▶ **WORK REQUIRED**: Rewrite the listing below with each "main-series-line-overlay" changed to "price-line-segment", keeping every other line and character as it is.

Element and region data
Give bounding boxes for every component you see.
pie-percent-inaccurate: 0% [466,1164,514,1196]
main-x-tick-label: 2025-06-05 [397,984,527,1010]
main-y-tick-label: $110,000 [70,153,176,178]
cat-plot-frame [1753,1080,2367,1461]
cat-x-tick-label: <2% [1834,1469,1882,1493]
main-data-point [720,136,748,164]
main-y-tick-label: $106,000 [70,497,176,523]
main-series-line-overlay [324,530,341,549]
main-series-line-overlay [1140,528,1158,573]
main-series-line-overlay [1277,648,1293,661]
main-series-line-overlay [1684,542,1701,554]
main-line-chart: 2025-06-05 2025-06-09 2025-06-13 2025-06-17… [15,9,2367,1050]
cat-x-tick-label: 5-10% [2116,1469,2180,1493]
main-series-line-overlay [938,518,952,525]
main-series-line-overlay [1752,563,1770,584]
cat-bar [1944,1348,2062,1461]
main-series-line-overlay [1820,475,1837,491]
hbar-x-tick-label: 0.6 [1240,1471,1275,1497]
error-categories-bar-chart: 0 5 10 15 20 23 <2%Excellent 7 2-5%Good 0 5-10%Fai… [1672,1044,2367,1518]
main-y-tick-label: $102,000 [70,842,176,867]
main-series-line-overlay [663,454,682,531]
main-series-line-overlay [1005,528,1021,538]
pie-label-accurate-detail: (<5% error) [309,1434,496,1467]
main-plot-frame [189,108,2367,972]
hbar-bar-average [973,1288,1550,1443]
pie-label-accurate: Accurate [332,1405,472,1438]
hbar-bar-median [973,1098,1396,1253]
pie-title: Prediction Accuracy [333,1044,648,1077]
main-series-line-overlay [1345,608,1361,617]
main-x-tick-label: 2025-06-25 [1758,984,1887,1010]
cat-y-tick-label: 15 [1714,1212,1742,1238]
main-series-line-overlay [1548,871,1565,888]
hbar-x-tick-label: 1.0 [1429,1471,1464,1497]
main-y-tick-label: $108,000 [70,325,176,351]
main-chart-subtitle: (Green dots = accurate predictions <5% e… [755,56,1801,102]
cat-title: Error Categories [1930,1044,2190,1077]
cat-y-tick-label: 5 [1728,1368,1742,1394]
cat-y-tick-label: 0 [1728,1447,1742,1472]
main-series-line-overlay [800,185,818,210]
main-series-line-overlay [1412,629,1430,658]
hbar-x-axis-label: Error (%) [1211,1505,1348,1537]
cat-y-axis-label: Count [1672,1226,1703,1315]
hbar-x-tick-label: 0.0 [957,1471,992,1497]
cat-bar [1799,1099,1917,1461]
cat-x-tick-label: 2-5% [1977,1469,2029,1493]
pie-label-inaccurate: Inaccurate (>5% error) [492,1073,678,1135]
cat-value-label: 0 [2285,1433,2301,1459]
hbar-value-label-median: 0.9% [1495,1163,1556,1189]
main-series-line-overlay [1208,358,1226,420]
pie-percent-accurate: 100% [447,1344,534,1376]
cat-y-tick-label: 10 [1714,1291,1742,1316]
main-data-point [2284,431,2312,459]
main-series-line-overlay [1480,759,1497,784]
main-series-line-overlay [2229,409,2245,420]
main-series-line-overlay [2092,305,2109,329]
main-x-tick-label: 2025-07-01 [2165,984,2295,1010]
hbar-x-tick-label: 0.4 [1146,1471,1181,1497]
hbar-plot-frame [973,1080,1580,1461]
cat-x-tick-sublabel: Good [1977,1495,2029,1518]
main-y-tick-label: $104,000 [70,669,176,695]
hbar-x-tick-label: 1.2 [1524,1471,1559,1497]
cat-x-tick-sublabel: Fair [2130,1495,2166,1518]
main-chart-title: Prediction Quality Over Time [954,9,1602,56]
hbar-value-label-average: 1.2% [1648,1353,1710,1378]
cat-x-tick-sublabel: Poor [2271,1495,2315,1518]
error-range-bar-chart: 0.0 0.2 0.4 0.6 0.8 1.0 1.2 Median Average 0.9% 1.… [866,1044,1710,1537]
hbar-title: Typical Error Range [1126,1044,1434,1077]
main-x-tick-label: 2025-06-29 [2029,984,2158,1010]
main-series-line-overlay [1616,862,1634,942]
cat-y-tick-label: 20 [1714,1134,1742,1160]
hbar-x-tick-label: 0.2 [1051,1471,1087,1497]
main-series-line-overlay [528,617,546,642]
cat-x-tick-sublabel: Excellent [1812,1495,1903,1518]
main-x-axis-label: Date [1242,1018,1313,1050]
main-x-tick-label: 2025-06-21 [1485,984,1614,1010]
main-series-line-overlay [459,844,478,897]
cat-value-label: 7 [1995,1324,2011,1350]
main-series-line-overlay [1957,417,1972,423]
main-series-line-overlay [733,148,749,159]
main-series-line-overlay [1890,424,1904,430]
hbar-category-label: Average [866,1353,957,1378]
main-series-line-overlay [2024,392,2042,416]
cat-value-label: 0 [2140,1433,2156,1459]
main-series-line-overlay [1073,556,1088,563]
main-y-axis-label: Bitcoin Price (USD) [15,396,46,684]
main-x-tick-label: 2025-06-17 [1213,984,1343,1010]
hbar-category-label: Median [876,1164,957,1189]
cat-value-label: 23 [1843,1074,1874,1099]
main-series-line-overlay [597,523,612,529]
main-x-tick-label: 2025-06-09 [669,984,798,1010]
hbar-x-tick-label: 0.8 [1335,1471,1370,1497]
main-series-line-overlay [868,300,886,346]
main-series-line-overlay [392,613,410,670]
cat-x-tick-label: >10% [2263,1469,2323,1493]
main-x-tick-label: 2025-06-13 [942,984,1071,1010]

▶ **THE RESULT**:
Give bounding boxes for every component you see.
pie-percent-inaccurate: 0% [466,1164,514,1196]
main-x-tick-label: 2025-06-05 [397,984,527,1010]
main-y-tick-label: $110,000 [70,153,176,178]
cat-plot-frame [1753,1080,2367,1461]
cat-x-tick-label: <2% [1834,1469,1882,1493]
main-data-point [720,136,748,164]
main-y-tick-label: $106,000 [70,497,176,523]
price-line-segment [324,530,341,549]
price-line-segment [1140,528,1158,573]
price-line-segment [1277,648,1293,661]
price-line-segment [1684,542,1701,554]
main-line-chart: 2025-06-05 2025-06-09 2025-06-13 2025-06-17… [15,9,2367,1050]
cat-x-tick-label: 5-10% [2116,1469,2180,1493]
price-line-segment [938,518,952,525]
price-line-segment [1752,563,1770,584]
cat-bar [1944,1348,2062,1461]
price-line-segment [1820,475,1837,491]
hbar-x-tick-label: 0.6 [1240,1471,1275,1497]
error-categories-bar-chart: 0 5 10 15 20 23 <2%Excellent 7 2-5%Good 0 5-10%Fai… [1672,1044,2367,1518]
main-y-tick-label: $102,000 [70,842,176,867]
price-line-segment [663,454,682,531]
price-line-segment [1005,528,1021,538]
pie-label-accurate-detail: (<5% error) [309,1434,496,1467]
main-plot-frame [189,108,2367,972]
hbar-bar-average [973,1288,1550,1443]
pie-label-accurate: Accurate [332,1405,472,1438]
hbar-bar-median [973,1098,1396,1253]
pie-title: Prediction Accuracy [333,1044,648,1077]
price-line-segment [1345,608,1361,617]
main-x-tick-label: 2025-06-25 [1758,984,1887,1010]
cat-y-tick-label: 15 [1714,1212,1742,1238]
price-line-segment [1548,871,1565,888]
hbar-x-tick-label: 1.0 [1429,1471,1464,1497]
main-y-tick-label: $108,000 [70,325,176,351]
main-chart-subtitle: (Green dots = accurate predictions <5% e… [755,56,1801,102]
cat-title: Error Categories [1930,1044,2190,1077]
cat-y-tick-label: 5 [1728,1368,1742,1394]
cat-y-tick-label: 0 [1728,1447,1742,1472]
price-line-segment [800,185,818,210]
price-line-segment [1412,629,1430,658]
hbar-x-axis-label: Error (%) [1211,1505,1348,1537]
cat-y-axis-label: Count [1672,1226,1703,1315]
hbar-x-tick-label: 0.0 [957,1471,992,1497]
cat-bar [1799,1099,1917,1461]
cat-x-tick-label: 2-5% [1977,1469,2029,1493]
pie-label-inaccurate: Inaccurate (>5% error) [492,1073,678,1135]
cat-value-label: 0 [2285,1433,2301,1459]
hbar-value-label-median: 0.9% [1495,1163,1556,1189]
price-line-segment [1208,358,1226,420]
pie-percent-accurate: 100% [447,1344,534,1376]
cat-y-tick-label: 10 [1714,1291,1742,1316]
main-data-point [2284,431,2312,459]
price-line-segment [1480,759,1497,784]
price-line-segment [2229,409,2245,420]
price-line-segment [2092,305,2109,329]
main-x-tick-label: 2025-07-01 [2165,984,2295,1010]
hbar-x-tick-label: 0.4 [1146,1471,1181,1497]
hbar-plot-frame [973,1080,1580,1461]
cat-x-tick-sublabel: Good [1977,1495,2029,1518]
main-y-tick-label: $104,000 [70,669,176,695]
hbar-x-tick-label: 1.2 [1524,1471,1559,1497]
cat-x-tick-sublabel: Fair [2130,1495,2166,1518]
main-chart-title: Prediction Quality Over Time [954,9,1602,56]
hbar-value-label-average: 1.2% [1648,1353,1710,1378]
cat-x-tick-sublabel: Poor [2271,1495,2315,1518]
error-range-bar-chart: 0.0 0.2 0.4 0.6 0.8 1.0 1.2 Median Average 0.9% 1.… [866,1044,1710,1537]
hbar-title: Typical Error Range [1126,1044,1434,1077]
main-x-tick-label: 2025-06-29 [2029,984,2158,1010]
price-line-segment [1616,862,1634,942]
cat-y-tick-label: 20 [1714,1134,1742,1160]
hbar-x-tick-label: 0.2 [1051,1471,1087,1497]
price-line-segment [528,617,546,642]
cat-x-tick-sublabel: Excellent [1812,1495,1903,1518]
main-x-axis-label: Date [1242,1018,1313,1050]
main-x-tick-label: 2025-06-21 [1485,984,1614,1010]
price-line-segment [459,844,478,897]
cat-value-label: 7 [1995,1324,2011,1350]
price-line-segment [1957,417,1972,423]
price-line-segment [733,148,749,159]
price-line-segment [1890,424,1904,430]
hbar-category-label: Average [866,1353,957,1378]
price-line-segment [2024,392,2042,416]
cat-value-label: 0 [2140,1433,2156,1459]
price-line-segment [1073,556,1088,563]
main-y-axis-label: Bitcoin Price (USD) [15,396,46,684]
main-x-tick-label: 2025-06-17 [1213,984,1343,1010]
hbar-category-label: Median [876,1164,957,1189]
cat-value-label: 23 [1843,1074,1874,1099]
price-line-segment [597,523,612,529]
main-x-tick-label: 2025-06-09 [669,984,798,1010]
hbar-x-tick-label: 0.8 [1335,1471,1370,1497]
price-line-segment [868,300,886,346]
price-line-segment [392,613,410,670]
cat-x-tick-label: >10% [2263,1469,2323,1493]
main-x-tick-label: 2025-06-13 [942,984,1071,1010]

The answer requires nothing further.